• [STATED GOAL]:
Search the material for the string "body", then report how many lines hold it, with no other text.

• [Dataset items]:
====
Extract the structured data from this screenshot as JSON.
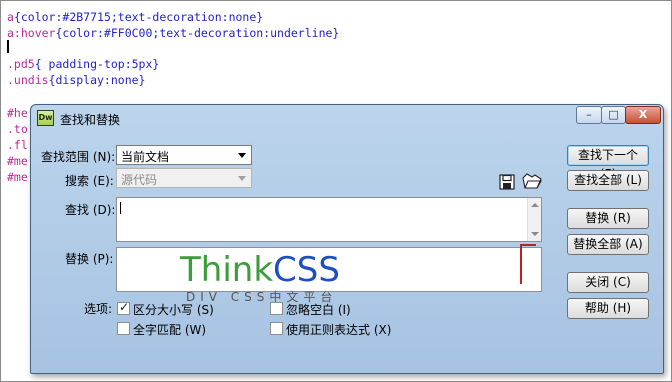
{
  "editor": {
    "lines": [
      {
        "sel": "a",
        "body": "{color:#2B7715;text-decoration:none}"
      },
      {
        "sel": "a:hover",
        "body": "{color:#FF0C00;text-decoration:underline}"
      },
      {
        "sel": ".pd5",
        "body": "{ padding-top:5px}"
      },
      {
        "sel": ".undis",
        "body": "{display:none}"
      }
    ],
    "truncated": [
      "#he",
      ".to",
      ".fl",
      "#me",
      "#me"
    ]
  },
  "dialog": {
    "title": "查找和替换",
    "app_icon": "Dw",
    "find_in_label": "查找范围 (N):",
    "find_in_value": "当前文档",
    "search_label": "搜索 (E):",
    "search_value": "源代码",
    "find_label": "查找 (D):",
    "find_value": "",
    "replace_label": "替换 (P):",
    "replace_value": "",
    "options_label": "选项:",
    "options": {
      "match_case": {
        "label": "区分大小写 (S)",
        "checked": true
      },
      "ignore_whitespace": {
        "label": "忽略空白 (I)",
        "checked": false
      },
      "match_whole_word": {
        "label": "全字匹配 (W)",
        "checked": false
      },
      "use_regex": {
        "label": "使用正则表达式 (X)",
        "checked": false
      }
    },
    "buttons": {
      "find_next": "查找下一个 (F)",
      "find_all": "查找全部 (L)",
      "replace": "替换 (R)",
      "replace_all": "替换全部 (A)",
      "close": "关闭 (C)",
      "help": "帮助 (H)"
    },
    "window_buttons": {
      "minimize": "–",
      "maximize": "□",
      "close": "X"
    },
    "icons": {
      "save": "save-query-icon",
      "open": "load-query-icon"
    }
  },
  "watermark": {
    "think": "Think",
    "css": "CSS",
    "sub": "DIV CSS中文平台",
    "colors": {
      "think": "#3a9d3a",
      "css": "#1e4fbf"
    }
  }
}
====
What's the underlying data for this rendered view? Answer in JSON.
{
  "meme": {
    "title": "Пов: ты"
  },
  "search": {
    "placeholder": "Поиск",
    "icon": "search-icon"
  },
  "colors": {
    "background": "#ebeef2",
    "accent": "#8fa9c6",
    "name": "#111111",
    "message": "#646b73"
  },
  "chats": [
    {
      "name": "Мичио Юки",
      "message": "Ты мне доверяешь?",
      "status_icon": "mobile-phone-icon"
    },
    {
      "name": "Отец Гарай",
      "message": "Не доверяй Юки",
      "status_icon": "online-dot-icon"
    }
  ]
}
====
• [TASK RESULT]:
4